Task directions –
Determine how many lines in these records hold "waifupupu". Only the number is wanted.

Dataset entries
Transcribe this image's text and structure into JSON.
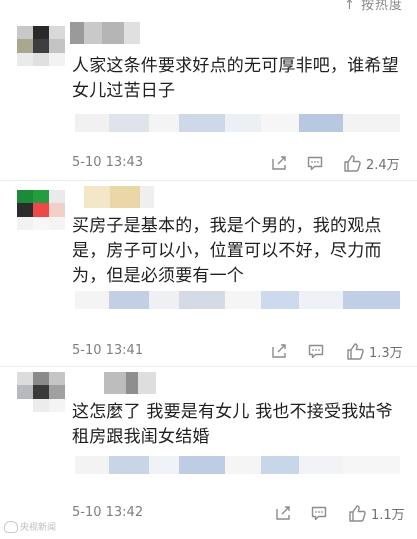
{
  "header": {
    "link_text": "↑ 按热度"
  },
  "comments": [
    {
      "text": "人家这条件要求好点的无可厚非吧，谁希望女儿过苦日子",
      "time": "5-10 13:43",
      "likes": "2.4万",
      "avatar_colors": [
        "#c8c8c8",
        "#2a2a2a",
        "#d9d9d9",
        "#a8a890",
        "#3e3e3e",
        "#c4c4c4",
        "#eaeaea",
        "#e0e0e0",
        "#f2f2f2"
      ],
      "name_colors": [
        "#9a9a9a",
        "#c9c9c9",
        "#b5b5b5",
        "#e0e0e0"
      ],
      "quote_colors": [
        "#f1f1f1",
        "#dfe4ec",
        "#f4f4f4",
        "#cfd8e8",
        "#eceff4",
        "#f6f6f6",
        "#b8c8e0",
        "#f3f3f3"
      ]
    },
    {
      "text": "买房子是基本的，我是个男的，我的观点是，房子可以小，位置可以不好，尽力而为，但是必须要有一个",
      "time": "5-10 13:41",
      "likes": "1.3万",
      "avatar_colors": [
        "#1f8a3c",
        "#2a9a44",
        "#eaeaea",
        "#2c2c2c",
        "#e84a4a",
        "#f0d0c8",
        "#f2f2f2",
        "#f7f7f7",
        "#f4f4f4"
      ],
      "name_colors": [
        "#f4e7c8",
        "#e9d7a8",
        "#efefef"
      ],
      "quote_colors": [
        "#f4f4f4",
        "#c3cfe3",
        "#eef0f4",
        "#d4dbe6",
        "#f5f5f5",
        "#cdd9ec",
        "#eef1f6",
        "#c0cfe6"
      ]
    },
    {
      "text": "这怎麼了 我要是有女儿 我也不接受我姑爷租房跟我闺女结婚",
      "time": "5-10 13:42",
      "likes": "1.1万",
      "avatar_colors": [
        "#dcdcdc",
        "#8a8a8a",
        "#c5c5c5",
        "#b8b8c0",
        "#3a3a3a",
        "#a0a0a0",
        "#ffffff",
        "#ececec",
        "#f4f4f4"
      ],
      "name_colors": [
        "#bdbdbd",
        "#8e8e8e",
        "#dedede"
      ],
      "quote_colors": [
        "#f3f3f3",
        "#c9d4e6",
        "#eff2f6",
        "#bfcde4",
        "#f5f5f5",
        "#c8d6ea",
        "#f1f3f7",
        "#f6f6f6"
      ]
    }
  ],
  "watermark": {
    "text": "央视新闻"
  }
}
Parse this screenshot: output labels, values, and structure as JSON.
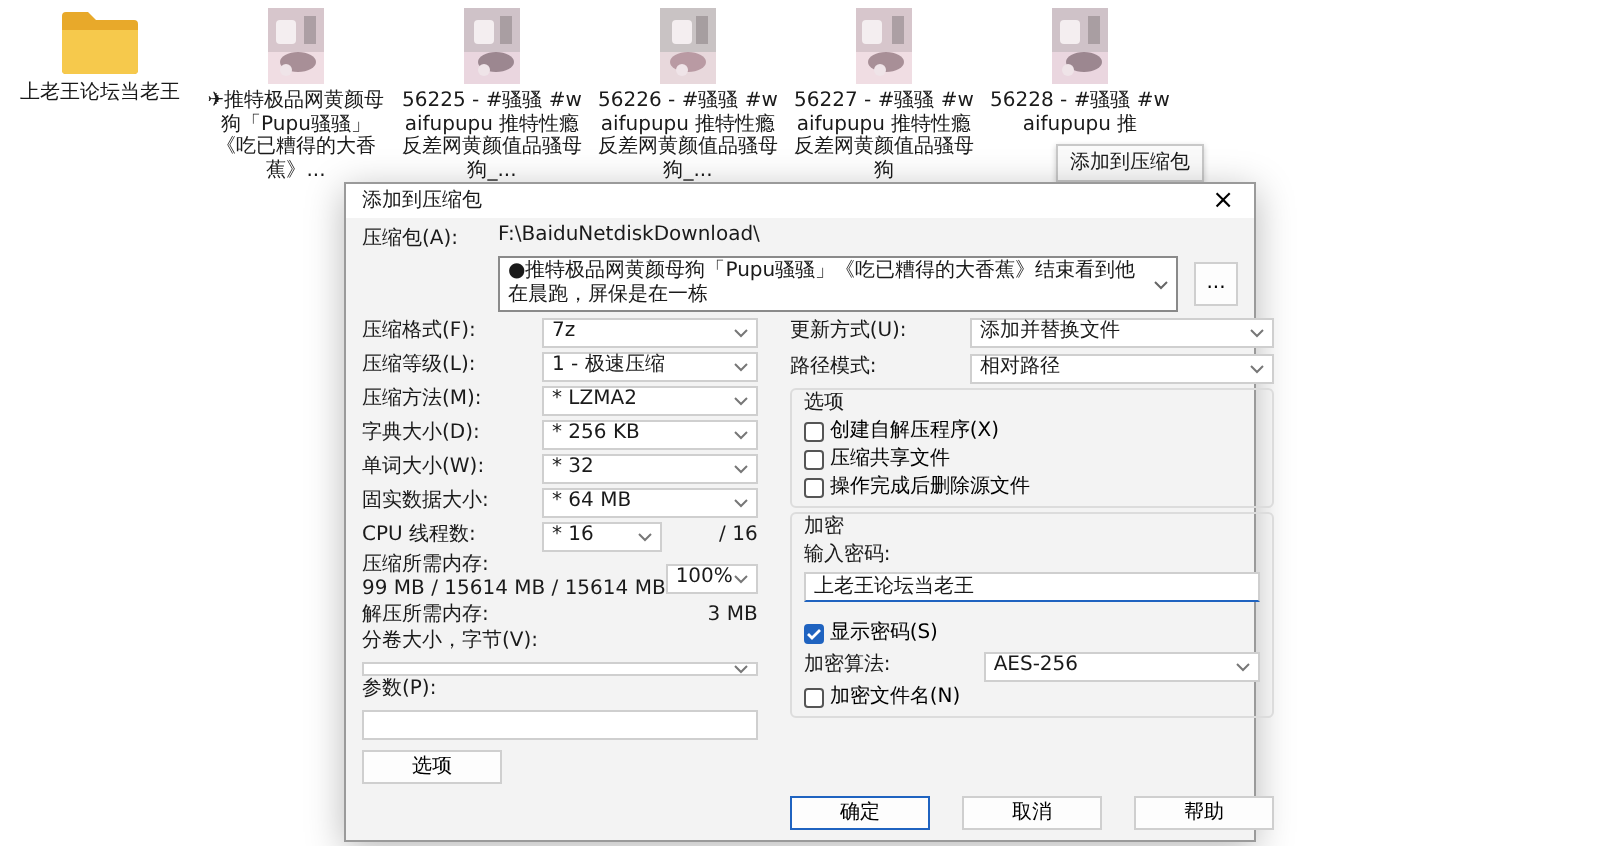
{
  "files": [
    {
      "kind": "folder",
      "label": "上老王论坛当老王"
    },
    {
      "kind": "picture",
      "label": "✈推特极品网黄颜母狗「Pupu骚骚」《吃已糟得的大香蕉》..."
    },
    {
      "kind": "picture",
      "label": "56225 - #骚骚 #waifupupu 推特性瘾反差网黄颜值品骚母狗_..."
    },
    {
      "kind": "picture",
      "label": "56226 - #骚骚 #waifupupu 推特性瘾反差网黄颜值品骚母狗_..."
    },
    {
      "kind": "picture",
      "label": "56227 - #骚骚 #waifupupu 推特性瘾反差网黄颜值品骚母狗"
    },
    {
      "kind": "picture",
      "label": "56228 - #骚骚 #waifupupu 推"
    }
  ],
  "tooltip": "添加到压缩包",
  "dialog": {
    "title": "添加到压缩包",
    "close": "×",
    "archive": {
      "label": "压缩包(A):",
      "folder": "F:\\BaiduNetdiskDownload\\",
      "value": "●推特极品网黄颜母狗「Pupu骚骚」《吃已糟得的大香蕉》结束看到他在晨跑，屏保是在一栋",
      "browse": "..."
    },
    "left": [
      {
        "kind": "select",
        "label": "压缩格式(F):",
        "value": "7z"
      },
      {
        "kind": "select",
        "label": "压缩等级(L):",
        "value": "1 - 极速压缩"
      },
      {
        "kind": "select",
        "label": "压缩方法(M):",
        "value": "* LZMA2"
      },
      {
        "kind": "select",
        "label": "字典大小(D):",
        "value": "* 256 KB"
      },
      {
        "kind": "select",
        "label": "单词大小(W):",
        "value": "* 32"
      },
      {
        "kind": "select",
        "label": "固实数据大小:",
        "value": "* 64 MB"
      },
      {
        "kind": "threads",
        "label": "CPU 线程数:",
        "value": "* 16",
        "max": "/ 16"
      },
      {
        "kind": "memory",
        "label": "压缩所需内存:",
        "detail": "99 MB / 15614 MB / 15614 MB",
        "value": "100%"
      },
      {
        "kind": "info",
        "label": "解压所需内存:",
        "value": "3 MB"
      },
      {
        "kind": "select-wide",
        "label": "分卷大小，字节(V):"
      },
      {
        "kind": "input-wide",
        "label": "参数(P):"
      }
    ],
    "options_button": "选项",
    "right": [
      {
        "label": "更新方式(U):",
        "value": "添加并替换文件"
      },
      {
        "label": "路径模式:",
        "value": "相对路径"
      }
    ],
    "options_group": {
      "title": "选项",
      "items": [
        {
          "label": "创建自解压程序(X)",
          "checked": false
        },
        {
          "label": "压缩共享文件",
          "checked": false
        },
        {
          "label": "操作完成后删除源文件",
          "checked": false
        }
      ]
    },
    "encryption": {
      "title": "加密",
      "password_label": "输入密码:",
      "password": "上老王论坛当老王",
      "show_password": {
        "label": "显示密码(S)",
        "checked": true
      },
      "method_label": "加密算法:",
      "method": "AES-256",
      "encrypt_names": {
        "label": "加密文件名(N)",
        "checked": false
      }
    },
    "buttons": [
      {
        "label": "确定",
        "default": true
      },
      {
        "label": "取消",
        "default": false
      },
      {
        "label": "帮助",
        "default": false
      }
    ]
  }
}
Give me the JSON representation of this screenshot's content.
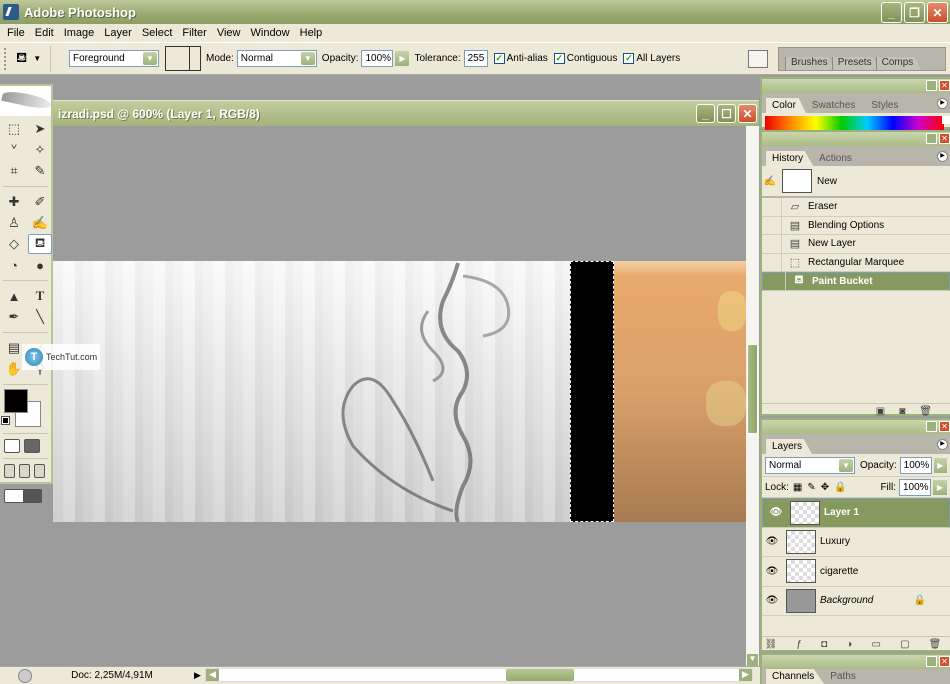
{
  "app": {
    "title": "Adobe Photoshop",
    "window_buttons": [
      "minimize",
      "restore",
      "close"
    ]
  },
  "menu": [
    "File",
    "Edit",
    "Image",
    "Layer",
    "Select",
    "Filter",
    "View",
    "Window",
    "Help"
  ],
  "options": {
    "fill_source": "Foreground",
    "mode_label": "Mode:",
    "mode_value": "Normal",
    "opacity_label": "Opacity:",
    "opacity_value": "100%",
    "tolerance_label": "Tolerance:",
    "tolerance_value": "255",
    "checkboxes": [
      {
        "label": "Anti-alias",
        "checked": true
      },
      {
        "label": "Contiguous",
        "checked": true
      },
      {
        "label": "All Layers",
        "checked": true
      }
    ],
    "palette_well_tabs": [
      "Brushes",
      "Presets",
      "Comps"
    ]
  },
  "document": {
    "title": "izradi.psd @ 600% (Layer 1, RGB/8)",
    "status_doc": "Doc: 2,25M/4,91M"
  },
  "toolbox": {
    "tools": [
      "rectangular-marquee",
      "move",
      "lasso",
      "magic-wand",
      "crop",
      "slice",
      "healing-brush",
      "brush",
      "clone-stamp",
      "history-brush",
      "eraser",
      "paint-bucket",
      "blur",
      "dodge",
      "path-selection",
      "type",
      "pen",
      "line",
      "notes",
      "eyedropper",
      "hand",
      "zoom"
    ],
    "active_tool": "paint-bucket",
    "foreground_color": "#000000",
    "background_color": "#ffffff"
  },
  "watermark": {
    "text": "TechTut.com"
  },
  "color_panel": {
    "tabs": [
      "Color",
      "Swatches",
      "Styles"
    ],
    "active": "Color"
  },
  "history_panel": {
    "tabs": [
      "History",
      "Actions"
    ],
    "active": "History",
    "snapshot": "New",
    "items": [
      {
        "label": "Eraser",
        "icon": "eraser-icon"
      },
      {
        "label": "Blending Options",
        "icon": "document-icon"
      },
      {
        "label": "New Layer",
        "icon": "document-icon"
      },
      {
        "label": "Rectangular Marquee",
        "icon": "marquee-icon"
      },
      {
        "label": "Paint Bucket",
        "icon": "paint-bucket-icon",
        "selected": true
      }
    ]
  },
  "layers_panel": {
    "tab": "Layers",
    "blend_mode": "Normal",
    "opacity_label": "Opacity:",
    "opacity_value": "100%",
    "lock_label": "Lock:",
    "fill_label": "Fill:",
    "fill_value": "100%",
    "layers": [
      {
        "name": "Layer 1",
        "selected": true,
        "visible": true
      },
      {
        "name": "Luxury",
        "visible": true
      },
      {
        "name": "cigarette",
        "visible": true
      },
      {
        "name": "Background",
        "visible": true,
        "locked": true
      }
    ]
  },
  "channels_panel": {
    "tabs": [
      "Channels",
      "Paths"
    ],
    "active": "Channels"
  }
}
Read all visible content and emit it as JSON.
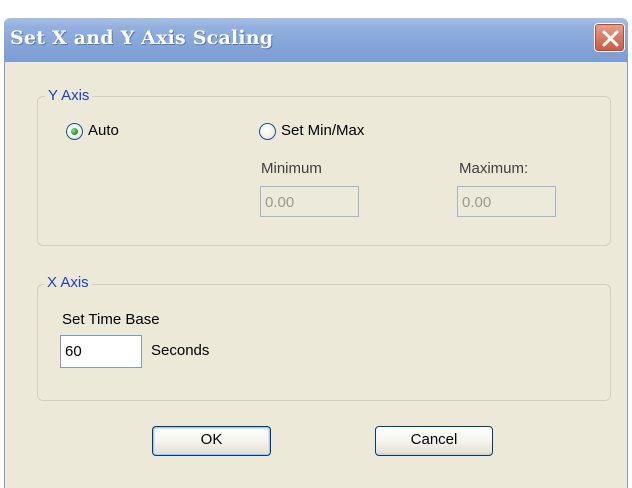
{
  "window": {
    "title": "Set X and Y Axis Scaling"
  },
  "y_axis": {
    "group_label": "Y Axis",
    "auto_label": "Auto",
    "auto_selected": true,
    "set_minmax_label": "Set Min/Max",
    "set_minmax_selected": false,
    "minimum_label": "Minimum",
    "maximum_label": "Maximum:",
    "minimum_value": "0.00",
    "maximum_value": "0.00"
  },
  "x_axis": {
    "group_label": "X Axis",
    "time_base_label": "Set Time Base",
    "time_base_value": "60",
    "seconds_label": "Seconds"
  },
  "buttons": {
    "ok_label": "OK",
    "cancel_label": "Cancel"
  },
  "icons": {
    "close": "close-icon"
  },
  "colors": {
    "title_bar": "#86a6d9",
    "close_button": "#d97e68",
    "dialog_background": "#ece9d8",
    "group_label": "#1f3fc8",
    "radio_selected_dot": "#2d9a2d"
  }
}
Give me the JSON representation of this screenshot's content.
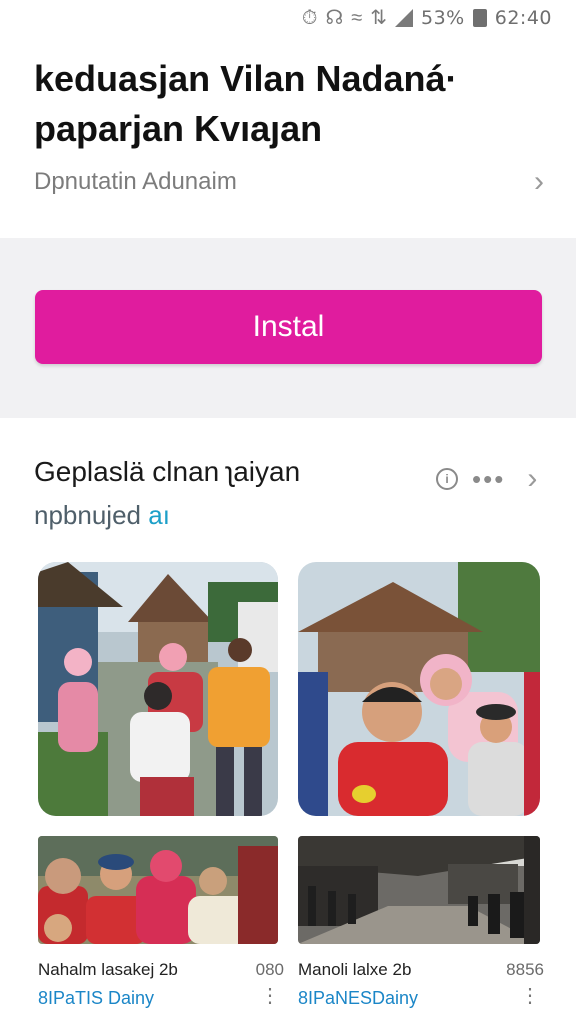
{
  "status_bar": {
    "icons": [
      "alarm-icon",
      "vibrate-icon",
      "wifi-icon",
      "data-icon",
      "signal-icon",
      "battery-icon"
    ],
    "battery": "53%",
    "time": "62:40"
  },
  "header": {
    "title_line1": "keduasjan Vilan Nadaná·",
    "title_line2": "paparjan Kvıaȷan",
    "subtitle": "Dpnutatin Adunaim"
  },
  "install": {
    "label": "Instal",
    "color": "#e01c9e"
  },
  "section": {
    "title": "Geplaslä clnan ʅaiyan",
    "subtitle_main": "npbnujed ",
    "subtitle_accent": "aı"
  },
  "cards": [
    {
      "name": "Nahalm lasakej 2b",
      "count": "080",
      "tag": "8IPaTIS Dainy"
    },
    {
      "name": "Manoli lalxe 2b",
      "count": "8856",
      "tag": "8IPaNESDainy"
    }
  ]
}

Exercise solution –
4